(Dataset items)

-- BEGIN --

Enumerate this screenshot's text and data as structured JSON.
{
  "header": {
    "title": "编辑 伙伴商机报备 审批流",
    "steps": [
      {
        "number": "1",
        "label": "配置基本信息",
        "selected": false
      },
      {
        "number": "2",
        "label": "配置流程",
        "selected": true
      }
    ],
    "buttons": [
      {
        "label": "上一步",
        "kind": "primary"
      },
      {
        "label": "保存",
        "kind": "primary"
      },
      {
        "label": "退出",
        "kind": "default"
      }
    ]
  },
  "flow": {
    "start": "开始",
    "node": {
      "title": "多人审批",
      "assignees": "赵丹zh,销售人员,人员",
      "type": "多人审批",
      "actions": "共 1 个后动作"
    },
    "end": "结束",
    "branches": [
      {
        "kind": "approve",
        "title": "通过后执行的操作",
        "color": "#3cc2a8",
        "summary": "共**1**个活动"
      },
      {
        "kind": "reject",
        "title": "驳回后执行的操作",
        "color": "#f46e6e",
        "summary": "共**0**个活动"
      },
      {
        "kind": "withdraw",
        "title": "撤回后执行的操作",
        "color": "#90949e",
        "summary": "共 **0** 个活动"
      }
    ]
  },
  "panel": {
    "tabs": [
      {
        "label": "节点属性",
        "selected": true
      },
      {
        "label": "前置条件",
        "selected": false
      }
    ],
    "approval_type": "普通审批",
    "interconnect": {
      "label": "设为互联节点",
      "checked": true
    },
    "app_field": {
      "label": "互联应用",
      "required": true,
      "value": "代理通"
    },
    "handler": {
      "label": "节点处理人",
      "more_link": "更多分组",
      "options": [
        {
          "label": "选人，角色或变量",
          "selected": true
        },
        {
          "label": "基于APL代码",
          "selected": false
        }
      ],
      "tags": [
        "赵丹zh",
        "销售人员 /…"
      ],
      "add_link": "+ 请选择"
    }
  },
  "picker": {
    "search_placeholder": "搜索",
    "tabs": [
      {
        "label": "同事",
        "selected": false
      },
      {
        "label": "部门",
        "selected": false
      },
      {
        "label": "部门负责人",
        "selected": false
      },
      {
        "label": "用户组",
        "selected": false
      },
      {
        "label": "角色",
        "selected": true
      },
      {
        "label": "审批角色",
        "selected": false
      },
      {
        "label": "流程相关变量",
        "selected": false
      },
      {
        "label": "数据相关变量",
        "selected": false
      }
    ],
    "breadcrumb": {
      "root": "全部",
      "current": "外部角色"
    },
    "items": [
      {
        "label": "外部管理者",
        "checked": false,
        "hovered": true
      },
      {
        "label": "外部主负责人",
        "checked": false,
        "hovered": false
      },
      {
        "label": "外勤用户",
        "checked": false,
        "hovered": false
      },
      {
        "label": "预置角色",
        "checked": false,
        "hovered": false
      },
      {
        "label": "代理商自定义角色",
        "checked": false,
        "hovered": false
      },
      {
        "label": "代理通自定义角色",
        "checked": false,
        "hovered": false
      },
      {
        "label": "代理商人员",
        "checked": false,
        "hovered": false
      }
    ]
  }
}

-- END --

■ **TASK TO COMPLETE**
Copy out the material word for word and line for line.

■ **ANSWER TO THIS TASK**
Enumerate this screenshot's text and data as structured JSON.
{
  "header": {
    "title": "编辑 伙伴商机报备 审批流",
    "steps": [
      {
        "number": "1",
        "label": "配置基本信息",
        "selected": false
      },
      {
        "number": "2",
        "label": "配置流程",
        "selected": true
      }
    ],
    "buttons": [
      {
        "label": "上一步",
        "kind": "primary"
      },
      {
        "label": "保存",
        "kind": "primary"
      },
      {
        "label": "退出",
        "kind": "default"
      }
    ]
  },
  "flow": {
    "start": "开始",
    "node": {
      "title": "多人审批",
      "assignees": "赵丹zh,销售人员,人员",
      "type": "多人审批",
      "actions": "共 1 个后动作"
    },
    "end": "结束",
    "branches": [
      {
        "kind": "approve",
        "title": "通过后执行的操作",
        "color": "#3cc2a8",
        "summary": "共**1**个活动"
      },
      {
        "kind": "reject",
        "title": "驳回后执行的操作",
        "color": "#f46e6e",
        "summary": "共**0**个活动"
      },
      {
        "kind": "withdraw",
        "title": "撤回后执行的操作",
        "color": "#90949e",
        "summary": "共 **0** 个活动"
      }
    ]
  },
  "panel": {
    "tabs": [
      {
        "label": "节点属性",
        "selected": true
      },
      {
        "label": "前置条件",
        "selected": false
      }
    ],
    "approval_type": "普通审批",
    "interconnect": {
      "label": "设为互联节点",
      "checked": true
    },
    "app_field": {
      "label": "互联应用",
      "required": true,
      "value": "代理通"
    },
    "handler": {
      "label": "节点处理人",
      "more_link": "更多分组",
      "options": [
        {
          "label": "选人，角色或变量",
          "selected": true
        },
        {
          "label": "基于APL代码",
          "selected": false
        }
      ],
      "tags": [
        "赵丹zh",
        "销售人员 /…"
      ],
      "add_link": "+ 请选择"
    }
  },
  "picker": {
    "search_placeholder": "搜索",
    "tabs": [
      {
        "label": "同事",
        "selected": false
      },
      {
        "label": "部门",
        "selected": false
      },
      {
        "label": "部门负责人",
        "selected": false
      },
      {
        "label": "用户组",
        "selected": false
      },
      {
        "label": "角色",
        "selected": true
      },
      {
        "label": "审批角色",
        "selected": false
      },
      {
        "label": "流程相关变量",
        "selected": false
      },
      {
        "label": "数据相关变量",
        "selected": false
      }
    ],
    "breadcrumb": {
      "root": "全部",
      "current": "外部角色"
    },
    "items": [
      {
        "label": "外部管理者",
        "checked": false,
        "hovered": true
      },
      {
        "label": "外部主负责人",
        "checked": false,
        "hovered": false
      },
      {
        "label": "外勤用户",
        "checked": false,
        "hovered": false
      },
      {
        "label": "预置角色",
        "checked": false,
        "hovered": false
      },
      {
        "label": "代理商自定义角色",
        "checked": false,
        "hovered": false
      },
      {
        "label": "代理通自定义角色",
        "checked": false,
        "hovered": false
      },
      {
        "label": "代理商人员",
        "checked": false,
        "hovered": false
      }
    ]
  }
}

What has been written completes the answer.